**WHAT NEEDS TO BE DONE:** Select and copy out every line in the records containing "text".

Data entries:

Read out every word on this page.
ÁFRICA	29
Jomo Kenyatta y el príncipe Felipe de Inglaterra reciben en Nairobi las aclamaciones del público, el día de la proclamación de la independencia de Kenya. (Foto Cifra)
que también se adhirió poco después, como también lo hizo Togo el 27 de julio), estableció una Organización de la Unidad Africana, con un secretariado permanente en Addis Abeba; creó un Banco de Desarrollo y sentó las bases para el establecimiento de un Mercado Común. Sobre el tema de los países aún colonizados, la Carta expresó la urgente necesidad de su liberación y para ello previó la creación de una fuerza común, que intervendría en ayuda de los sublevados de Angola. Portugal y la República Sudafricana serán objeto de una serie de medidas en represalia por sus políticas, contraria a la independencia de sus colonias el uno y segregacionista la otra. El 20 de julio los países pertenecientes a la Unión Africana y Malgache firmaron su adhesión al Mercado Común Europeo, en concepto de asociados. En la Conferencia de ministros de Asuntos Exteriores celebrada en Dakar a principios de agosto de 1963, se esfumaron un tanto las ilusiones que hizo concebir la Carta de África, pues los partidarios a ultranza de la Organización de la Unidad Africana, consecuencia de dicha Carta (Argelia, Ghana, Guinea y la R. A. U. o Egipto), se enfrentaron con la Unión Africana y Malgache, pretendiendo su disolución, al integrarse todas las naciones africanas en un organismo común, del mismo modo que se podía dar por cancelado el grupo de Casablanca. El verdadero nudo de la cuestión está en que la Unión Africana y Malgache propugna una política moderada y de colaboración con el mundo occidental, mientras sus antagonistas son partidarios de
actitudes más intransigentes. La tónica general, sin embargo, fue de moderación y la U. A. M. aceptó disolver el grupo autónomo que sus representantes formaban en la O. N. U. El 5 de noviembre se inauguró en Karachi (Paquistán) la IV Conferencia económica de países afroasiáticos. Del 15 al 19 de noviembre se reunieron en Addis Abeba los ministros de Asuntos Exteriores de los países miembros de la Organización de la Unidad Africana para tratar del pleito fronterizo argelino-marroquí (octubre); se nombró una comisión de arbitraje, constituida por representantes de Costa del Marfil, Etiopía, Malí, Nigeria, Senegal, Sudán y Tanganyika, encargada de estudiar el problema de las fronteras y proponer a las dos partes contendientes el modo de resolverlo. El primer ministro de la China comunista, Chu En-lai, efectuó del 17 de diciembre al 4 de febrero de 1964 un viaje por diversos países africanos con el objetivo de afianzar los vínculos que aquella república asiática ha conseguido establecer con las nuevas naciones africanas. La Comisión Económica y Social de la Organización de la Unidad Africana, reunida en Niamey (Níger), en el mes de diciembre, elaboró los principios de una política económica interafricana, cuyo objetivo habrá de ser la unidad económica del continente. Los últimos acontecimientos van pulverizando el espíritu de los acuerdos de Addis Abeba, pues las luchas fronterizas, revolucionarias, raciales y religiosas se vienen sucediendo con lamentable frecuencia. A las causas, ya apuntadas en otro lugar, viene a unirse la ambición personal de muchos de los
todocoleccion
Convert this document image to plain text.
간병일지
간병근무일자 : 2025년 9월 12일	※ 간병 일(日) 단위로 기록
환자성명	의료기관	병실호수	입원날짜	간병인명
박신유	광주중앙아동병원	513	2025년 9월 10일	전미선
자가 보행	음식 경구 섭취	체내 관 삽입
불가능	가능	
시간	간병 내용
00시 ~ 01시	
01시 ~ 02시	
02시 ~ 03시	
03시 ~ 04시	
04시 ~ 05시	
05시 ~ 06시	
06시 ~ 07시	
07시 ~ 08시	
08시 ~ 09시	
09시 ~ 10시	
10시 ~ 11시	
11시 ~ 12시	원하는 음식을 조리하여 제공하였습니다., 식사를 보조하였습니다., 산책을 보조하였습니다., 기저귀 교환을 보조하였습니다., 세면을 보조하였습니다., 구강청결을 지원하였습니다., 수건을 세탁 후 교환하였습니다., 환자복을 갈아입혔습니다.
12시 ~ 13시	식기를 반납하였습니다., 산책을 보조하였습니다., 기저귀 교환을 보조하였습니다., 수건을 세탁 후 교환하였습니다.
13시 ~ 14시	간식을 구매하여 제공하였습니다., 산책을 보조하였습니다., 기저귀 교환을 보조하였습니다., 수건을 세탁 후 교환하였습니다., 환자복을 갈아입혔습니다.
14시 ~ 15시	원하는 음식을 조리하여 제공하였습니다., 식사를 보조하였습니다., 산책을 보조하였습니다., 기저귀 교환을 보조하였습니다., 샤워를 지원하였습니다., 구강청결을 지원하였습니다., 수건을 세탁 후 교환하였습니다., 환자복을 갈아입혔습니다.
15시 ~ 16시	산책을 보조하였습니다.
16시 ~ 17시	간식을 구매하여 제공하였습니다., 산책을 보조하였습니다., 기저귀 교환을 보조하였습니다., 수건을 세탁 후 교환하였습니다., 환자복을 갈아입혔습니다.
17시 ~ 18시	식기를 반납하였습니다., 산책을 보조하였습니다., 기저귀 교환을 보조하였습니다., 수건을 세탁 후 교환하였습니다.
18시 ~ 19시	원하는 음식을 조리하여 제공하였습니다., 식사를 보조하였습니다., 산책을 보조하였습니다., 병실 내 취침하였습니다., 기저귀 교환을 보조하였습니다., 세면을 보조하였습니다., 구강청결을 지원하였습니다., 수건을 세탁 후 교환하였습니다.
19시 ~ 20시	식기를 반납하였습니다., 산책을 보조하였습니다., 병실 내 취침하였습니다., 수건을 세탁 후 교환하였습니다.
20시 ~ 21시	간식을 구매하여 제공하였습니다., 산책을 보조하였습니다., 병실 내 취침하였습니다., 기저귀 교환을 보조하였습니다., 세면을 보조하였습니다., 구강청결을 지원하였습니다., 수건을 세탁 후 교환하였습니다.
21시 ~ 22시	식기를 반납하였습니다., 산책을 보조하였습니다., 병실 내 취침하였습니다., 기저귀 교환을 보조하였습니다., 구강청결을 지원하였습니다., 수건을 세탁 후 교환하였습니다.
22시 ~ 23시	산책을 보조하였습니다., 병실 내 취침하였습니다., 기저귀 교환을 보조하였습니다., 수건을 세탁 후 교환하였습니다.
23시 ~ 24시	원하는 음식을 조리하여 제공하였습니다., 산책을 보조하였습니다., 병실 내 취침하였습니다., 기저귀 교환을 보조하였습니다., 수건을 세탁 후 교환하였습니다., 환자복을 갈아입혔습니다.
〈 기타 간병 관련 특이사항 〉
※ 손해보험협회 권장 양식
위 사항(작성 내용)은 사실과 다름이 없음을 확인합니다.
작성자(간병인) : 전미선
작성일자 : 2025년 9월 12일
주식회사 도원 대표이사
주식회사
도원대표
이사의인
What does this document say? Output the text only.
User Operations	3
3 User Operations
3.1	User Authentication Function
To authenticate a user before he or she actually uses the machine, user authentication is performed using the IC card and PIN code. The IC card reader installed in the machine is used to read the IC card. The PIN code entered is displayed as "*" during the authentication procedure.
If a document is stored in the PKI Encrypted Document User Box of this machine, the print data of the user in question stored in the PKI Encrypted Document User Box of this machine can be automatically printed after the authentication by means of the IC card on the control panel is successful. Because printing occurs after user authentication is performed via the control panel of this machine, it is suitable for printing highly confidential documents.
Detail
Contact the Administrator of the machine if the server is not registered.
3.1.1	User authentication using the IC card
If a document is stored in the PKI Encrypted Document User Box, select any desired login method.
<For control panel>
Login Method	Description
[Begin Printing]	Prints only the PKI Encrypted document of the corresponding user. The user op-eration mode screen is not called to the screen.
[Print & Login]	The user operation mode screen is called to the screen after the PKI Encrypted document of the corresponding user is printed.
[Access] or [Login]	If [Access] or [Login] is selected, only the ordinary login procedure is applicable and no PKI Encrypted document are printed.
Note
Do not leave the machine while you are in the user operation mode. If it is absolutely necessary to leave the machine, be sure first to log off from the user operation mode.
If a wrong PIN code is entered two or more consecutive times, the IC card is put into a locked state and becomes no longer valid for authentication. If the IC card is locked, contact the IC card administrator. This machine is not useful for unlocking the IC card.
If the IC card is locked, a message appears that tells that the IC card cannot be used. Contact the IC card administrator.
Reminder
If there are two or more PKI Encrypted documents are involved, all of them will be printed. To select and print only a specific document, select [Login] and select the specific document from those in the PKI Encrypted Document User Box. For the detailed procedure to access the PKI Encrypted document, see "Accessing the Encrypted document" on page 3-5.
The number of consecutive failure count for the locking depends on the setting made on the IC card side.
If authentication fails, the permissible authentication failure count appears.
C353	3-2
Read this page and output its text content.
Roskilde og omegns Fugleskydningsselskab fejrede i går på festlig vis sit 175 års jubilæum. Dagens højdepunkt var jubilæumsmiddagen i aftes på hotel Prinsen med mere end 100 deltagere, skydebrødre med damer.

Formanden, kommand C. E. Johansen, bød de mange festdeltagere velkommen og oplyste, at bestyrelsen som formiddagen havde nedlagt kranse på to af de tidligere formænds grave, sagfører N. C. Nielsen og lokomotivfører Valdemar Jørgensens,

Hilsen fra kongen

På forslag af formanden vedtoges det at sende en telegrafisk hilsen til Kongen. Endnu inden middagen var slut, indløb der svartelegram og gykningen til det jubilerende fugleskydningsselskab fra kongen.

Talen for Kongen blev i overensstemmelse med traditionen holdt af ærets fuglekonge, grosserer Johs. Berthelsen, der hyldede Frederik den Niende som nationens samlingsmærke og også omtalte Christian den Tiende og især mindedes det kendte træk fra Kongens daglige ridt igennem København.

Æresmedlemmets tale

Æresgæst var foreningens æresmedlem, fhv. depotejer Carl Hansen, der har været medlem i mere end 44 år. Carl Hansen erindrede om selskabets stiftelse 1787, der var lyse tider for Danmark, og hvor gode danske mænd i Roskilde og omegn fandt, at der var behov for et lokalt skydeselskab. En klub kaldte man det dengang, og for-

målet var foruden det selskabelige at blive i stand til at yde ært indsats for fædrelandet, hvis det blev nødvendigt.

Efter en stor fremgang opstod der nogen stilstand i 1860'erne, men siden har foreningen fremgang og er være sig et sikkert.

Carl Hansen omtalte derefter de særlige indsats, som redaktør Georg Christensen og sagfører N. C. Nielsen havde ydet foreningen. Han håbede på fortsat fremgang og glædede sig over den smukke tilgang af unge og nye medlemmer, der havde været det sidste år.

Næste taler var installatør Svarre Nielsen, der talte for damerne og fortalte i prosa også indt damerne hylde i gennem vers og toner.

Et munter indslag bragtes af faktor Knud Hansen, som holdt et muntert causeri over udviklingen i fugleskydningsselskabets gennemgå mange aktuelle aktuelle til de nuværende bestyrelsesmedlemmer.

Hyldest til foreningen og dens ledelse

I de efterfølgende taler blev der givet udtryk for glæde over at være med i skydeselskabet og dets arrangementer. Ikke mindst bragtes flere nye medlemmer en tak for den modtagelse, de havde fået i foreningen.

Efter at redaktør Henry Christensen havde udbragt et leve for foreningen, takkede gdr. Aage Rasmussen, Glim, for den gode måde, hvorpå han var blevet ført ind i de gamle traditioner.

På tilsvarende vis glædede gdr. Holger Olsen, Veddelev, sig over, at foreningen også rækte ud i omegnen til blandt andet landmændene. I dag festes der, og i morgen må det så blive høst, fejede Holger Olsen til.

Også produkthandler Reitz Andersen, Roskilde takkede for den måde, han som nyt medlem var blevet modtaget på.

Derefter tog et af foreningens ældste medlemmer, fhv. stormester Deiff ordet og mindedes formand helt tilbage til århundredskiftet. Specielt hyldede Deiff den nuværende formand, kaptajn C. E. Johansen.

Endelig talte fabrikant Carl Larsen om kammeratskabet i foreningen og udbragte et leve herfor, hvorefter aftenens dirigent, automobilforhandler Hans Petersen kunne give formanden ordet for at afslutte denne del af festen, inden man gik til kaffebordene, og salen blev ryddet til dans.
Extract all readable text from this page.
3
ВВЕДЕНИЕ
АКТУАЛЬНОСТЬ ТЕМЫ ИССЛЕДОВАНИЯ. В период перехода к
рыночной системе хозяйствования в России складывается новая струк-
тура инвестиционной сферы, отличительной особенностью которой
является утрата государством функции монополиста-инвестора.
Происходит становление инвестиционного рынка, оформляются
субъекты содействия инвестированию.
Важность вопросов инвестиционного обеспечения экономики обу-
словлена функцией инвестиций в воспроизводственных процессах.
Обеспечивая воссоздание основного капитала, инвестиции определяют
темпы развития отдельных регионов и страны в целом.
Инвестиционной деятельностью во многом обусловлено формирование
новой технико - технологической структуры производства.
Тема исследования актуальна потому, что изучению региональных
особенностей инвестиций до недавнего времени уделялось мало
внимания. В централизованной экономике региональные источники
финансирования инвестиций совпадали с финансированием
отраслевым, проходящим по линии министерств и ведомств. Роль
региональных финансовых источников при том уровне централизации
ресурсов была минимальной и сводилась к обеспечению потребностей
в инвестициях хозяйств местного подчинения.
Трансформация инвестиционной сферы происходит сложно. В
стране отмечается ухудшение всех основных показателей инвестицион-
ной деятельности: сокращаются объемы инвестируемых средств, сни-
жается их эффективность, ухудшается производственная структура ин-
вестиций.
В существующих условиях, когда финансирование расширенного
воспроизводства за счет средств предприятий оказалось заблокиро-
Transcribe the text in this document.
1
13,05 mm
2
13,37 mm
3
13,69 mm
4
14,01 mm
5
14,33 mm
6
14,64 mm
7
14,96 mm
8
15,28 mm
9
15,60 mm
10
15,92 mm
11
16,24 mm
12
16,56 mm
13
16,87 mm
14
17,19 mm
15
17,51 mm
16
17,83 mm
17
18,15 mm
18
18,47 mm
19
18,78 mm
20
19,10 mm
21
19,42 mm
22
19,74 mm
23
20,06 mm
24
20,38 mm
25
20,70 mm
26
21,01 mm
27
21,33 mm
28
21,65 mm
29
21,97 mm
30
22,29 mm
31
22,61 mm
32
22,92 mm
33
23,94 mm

**CORRECT RESULT:**
Convert this document image to plain text.
What does this document say? Output the text only.
Read this page and output its text content.
Extract all readable text from this page.
Transcribe the text in this document.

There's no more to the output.